§ **EXERCISE**
Every line of the data must be copied exactly.

§ **GIVEN RECORDS**
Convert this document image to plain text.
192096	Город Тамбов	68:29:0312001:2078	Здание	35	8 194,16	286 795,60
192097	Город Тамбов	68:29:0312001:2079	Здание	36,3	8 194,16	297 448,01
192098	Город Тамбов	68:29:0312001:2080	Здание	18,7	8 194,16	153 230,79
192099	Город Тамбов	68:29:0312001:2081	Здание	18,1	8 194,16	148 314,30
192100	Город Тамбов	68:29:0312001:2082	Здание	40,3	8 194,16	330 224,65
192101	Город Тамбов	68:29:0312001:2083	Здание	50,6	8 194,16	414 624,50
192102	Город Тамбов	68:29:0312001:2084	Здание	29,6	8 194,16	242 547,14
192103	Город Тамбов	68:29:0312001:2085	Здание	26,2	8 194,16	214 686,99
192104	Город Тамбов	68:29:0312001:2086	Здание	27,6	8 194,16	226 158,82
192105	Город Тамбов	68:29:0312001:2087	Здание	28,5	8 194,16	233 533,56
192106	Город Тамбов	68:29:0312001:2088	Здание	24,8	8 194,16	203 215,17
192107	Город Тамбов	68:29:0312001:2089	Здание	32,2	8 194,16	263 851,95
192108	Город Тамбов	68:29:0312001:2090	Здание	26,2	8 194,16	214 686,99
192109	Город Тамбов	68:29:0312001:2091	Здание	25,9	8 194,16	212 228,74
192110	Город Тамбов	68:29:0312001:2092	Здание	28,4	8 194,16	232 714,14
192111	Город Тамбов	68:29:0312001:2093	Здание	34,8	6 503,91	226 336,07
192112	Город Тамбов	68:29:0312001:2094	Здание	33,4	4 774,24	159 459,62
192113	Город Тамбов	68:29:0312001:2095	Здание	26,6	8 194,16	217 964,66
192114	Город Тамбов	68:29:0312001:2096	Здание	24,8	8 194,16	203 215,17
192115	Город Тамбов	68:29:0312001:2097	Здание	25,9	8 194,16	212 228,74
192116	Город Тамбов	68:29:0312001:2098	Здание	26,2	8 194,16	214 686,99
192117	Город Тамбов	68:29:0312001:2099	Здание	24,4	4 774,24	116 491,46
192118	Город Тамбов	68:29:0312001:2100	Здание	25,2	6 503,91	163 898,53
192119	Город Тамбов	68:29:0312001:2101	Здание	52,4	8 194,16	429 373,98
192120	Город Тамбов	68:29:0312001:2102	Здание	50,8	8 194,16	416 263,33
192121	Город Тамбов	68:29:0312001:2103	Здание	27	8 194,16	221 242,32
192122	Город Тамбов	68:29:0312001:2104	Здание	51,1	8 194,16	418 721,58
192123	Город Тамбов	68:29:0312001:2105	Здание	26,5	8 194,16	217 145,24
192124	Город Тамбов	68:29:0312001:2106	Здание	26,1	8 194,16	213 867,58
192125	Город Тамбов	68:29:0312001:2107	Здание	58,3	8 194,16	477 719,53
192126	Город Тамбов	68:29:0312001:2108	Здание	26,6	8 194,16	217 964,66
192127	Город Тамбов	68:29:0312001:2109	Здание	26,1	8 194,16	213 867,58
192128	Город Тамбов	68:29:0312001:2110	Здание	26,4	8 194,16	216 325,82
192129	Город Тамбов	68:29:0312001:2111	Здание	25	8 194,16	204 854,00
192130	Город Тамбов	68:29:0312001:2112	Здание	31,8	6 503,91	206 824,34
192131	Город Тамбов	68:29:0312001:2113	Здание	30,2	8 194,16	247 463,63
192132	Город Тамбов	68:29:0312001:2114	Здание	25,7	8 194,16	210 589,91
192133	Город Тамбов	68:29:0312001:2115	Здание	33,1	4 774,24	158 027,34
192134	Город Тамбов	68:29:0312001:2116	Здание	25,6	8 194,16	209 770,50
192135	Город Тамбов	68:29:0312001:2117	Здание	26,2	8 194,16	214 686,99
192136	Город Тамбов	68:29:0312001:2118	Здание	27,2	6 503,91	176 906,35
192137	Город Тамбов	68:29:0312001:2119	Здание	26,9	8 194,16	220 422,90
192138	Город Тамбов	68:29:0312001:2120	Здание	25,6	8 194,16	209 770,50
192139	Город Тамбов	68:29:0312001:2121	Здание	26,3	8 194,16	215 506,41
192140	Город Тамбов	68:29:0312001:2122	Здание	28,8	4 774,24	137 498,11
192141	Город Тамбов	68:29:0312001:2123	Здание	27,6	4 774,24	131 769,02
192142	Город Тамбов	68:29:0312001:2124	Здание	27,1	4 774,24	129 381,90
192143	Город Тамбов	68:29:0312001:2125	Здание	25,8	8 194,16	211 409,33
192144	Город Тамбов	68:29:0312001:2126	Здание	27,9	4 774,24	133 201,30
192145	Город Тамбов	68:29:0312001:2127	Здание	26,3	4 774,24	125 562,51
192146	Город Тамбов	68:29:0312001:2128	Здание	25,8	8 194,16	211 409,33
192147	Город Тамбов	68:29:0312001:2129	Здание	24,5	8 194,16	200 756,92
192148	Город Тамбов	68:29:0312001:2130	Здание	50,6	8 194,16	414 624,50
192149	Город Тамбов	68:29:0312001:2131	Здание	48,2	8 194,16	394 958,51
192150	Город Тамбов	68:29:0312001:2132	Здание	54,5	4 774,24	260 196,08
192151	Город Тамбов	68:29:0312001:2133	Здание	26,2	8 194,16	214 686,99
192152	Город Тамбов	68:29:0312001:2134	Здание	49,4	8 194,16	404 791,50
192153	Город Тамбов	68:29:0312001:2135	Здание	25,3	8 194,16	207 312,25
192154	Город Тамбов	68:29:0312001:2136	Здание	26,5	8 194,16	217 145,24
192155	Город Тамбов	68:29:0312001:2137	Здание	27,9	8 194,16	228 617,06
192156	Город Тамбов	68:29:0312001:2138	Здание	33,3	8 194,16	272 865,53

§ **OUTPUT OF THE EXERCISE**
Convert this document image to plain text.
192096	Город Тамбов	68:29:0312001:2078	Здание	35	8 194,16	286 795,60
192097	Город Тамбов	68:29:0312001:2079	Здание	36,3	8 194,16	297 448,01
192098	Город Тамбов	68:29:0312001:2080	Здание	18,7	8 194,16	153 230,79
192099	Город Тамбов	68:29:0312001:2081	Здание	18,1	8 194,16	148 314,30
192100	Город Тамбов	68:29:0312001:2082	Здание	40,3	8 194,16	330 224,65
192101	Город Тамбов	68:29:0312001:2083	Здание	50,6	8 194,16	414 624,50
192102	Город Тамбов	68:29:0312001:2084	Здание	29,6	8 194,16	242 547,14
192103	Город Тамбов	68:29:0312001:2085	Здание	26,2	8 194,16	214 686,99
192104	Город Тамбов	68:29:0312001:2086	Здание	27,6	8 194,16	226 158,82
192105	Город Тамбов	68:29:0312001:2087	Здание	28,5	8 194,16	233 533,56
192106	Город Тамбов	68:29:0312001:2088	Здание	24,8	8 194,16	203 215,17
192107	Город Тамбов	68:29:0312001:2089	Здание	32,2	8 194,16	263 851,95
192108	Город Тамбов	68:29:0312001:2090	Здание	26,2	8 194,16	214 686,99
192109	Город Тамбов	68:29:0312001:2091	Здание	25,9	8 194,16	212 228,74
192110	Город Тамбов	68:29:0312001:2092	Здание	28,4	8 194,16	232 714,14
192111	Город Тамбов	68:29:0312001:2093	Здание	34,8	6 503,91	226 336,07
192112	Город Тамбов	68:29:0312001:2094	Здание	33,4	4 774,24	159 459,62
192113	Город Тамбов	68:29:0312001:2095	Здание	26,6	8 194,16	217 964,66
192114	Город Тамбов	68:29:0312001:2096	Здание	24,8	8 194,16	203 215,17
192115	Город Тамбов	68:29:0312001:2097	Здание	25,9	8 194,16	212 228,74
192116	Город Тамбов	68:29:0312001:2098	Здание	26,2	8 194,16	214 686,99
192117	Город Тамбов	68:29:0312001:2099	Здание	24,4	4 774,24	116 491,46
192118	Город Тамбов	68:29:0312001:2100	Здание	25,2	6 503,91	163 898,53
192119	Город Тамбов	68:29:0312001:2101	Здание	52,4	8 194,16	429 373,98
192120	Город Тамбов	68:29:0312001:2102	Здание	50,8	8 194,16	416 263,33
192121	Город Тамбов	68:29:0312001:2103	Здание	27	8 194,16	221 242,32
192122	Город Тамбов	68:29:0312001:2104	Здание	51,1	8 194,16	418 721,58
192123	Город Тамбов	68:29:0312001:2105	Здание	26,5	8 194,16	217 145,24
192124	Город Тамбов	68:29:0312001:2106	Здание	26,1	8 194,16	213 867,58
192125	Город Тамбов	68:29:0312001:2107	Здание	58,3	8 194,16	477 719,53
192126	Город Тамбов	68:29:0312001:2108	Здание	26,6	8 194,16	217 964,66
192127	Город Тамбов	68:29:0312001:2109	Здание	26,1	8 194,16	213 867,58
192128	Город Тамбов	68:29:0312001:2110	Здание	26,4	8 194,16	216 325,82
192129	Город Тамбов	68:29:0312001:2111	Здание	25	8 194,16	204 854,00
192130	Город Тамбов	68:29:0312001:2112	Здание	31,8	6 503,91	206 824,34
192131	Город Тамбов	68:29:0312001:2113	Здание	30,2	8 194,16	247 463,63
192132	Город Тамбов	68:29:0312001:2114	Здание	25,7	8 194,16	210 589,91
192133	Город Тамбов	68:29:0312001:2115	Здание	33,1	4 774,24	158 027,34
192134	Город Тамбов	68:29:0312001:2116	Здание	25,6	8 194,16	209 770,50
192135	Город Тамбов	68:29:0312001:2117	Здание	26,2	8 194,16	214 686,99
192136	Город Тамбов	68:29:0312001:2118	Здание	27,2	6 503,91	176 906,35
192137	Город Тамбов	68:29:0312001:2119	Здание	26,9	8 194,16	220 422,90
192138	Город Тамбов	68:29:0312001:2120	Здание	25,6	8 194,16	209 770,50
192139	Город Тамбов	68:29:0312001:2121	Здание	26,3	8 194,16	215 506,41
192140	Город Тамбов	68:29:0312001:2122	Здание	28,8	4 774,24	137 498,11
192141	Город Тамбов	68:29:0312001:2123	Здание	27,6	4 774,24	131 769,02
192142	Город Тамбов	68:29:0312001:2124	Здание	27,1	4 774,24	129 381,90
192143	Город Тамбов	68:29:0312001:2125	Здание	25,8	8 194,16	211 409,33
192144	Город Тамбов	68:29:0312001:2126	Здание	27,9	4 774,24	133 201,30
192145	Город Тамбов	68:29:0312001:2127	Здание	26,3	4 774,24	125 562,51
192146	Город Тамбов	68:29:0312001:2128	Здание	25,8	8 194,16	211 409,33
192147	Город Тамбов	68:29:0312001:2129	Здание	24,5	8 194,16	200 756,92
192148	Город Тамбов	68:29:0312001:2130	Здание	50,6	8 194,16	414 624,50
192149	Город Тамбов	68:29:0312001:2131	Здание	48,2	8 194,16	394 958,51
192150	Город Тамбов	68:29:0312001:2132	Здание	54,5	4 774,24	260 196,08
192151	Город Тамбов	68:29:0312001:2133	Здание	26,2	8 194,16	214 686,99
192152	Город Тамбов	68:29:0312001:2134	Здание	49,4	8 194,16	404 791,50
192153	Город Тамбов	68:29:0312001:2135	Здание	25,3	8 194,16	207 312,25
192154	Город Тамбов	68:29:0312001:2136	Здание	26,5	8 194,16	217 145,24
192155	Город Тамбов	68:29:0312001:2137	Здание	27,9	8 194,16	228 617,06
192156	Город Тамбов	68:29:0312001:2138	Здание	33,3	8 194,16	272 865,53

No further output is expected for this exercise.